Dataset items
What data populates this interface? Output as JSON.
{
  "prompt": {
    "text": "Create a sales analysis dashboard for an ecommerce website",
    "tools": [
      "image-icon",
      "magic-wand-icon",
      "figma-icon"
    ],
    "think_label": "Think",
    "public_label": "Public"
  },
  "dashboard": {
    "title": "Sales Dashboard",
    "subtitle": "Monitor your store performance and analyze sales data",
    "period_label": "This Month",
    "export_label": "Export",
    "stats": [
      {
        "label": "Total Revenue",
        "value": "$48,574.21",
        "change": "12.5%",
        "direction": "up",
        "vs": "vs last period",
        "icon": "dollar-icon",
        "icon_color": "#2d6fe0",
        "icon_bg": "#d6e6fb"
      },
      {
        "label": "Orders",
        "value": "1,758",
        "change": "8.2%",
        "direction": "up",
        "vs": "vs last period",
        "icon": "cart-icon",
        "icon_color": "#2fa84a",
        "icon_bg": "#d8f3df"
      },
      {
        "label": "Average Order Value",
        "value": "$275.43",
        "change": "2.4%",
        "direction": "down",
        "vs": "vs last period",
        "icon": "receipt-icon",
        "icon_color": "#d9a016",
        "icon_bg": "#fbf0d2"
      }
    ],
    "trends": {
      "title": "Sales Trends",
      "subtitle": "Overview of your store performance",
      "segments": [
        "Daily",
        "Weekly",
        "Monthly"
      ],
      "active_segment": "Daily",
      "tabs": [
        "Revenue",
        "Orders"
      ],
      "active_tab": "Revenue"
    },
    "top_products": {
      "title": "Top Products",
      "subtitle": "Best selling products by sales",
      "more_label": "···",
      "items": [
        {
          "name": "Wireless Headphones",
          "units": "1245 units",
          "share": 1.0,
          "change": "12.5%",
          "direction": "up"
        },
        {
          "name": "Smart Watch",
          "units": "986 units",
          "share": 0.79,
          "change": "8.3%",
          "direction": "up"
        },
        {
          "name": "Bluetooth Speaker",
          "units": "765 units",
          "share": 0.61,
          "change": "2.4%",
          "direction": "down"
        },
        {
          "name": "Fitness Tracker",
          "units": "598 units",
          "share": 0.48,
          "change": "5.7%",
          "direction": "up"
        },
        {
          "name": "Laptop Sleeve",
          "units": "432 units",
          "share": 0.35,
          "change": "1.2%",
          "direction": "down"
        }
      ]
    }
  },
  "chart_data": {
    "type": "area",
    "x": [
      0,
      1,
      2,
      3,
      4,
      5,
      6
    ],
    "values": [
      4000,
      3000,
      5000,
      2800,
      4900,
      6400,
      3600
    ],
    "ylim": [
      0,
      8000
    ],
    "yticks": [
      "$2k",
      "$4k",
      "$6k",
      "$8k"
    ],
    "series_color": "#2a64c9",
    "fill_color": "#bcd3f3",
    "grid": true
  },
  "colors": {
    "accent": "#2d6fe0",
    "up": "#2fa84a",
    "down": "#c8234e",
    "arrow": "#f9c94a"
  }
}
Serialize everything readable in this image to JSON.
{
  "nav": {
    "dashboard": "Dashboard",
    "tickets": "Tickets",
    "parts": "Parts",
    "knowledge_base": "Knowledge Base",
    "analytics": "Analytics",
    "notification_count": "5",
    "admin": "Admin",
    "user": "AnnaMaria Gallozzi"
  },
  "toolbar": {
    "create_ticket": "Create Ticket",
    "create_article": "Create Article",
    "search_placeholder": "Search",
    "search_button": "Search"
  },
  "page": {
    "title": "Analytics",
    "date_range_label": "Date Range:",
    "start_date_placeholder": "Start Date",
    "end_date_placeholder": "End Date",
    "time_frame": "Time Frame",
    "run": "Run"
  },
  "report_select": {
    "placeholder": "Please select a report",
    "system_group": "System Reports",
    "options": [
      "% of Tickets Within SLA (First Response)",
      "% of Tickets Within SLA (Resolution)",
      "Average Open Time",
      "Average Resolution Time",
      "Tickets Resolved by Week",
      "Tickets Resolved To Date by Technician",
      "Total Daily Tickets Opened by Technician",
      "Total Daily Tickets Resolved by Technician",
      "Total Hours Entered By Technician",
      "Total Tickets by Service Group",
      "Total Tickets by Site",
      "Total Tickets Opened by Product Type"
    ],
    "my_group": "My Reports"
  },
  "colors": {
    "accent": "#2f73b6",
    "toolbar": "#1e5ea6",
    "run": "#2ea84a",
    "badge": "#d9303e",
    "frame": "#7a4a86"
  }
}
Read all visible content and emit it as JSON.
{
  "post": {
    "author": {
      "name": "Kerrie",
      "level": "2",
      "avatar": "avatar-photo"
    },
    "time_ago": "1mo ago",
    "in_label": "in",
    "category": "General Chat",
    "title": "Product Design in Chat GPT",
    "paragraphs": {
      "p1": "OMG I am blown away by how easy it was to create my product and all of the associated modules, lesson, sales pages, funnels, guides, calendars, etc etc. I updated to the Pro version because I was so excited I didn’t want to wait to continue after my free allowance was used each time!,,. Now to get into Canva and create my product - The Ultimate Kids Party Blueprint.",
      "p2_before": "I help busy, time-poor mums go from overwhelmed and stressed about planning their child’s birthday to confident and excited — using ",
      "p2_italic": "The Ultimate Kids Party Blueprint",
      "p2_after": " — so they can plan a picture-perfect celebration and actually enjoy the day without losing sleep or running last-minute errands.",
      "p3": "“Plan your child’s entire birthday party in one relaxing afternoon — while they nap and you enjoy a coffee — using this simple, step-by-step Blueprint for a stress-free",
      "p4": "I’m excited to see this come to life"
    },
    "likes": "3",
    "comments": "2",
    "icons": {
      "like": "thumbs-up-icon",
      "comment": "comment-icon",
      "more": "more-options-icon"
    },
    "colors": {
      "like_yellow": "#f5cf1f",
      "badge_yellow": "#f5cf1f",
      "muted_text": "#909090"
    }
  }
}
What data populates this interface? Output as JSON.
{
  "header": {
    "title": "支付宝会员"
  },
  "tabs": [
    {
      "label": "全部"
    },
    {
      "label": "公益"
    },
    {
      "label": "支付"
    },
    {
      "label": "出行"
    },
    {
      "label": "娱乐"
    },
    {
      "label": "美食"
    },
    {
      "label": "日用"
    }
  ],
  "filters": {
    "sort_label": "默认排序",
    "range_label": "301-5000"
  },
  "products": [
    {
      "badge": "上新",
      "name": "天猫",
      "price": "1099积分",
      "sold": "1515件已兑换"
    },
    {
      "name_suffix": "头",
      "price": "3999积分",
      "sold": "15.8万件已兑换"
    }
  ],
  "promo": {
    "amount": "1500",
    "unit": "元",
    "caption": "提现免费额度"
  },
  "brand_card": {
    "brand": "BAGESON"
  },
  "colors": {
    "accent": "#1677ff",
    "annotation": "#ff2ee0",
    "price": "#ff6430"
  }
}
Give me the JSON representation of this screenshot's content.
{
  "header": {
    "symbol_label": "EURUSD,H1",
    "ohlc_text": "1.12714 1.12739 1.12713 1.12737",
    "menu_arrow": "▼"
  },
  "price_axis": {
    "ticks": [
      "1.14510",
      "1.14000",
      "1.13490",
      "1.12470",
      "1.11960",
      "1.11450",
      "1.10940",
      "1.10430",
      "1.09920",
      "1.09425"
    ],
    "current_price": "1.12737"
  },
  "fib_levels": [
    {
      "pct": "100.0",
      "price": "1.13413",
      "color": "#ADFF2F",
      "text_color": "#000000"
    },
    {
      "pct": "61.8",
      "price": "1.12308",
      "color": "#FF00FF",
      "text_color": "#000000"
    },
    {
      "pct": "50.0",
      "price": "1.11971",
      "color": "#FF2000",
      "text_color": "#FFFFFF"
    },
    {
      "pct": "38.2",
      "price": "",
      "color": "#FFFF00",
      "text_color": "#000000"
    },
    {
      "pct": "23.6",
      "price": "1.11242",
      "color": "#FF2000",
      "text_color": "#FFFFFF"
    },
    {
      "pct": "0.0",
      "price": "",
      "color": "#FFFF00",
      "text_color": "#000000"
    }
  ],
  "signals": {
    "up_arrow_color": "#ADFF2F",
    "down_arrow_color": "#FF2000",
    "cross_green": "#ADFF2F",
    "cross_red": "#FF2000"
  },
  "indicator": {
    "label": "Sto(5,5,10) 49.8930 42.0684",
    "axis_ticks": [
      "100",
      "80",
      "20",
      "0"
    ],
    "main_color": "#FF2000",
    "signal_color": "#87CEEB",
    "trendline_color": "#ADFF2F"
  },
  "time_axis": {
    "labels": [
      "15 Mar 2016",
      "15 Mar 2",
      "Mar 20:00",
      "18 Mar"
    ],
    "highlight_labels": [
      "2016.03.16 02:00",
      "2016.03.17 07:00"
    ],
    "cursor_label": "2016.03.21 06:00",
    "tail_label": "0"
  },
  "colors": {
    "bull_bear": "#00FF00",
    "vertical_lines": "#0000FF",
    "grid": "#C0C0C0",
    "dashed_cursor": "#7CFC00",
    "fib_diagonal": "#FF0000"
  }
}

▶ TASK REQUIREMENTS
Report how many lines contain "Resolution". Give nothing but the number.

▶ ANSWER TO THE EXERCISE
2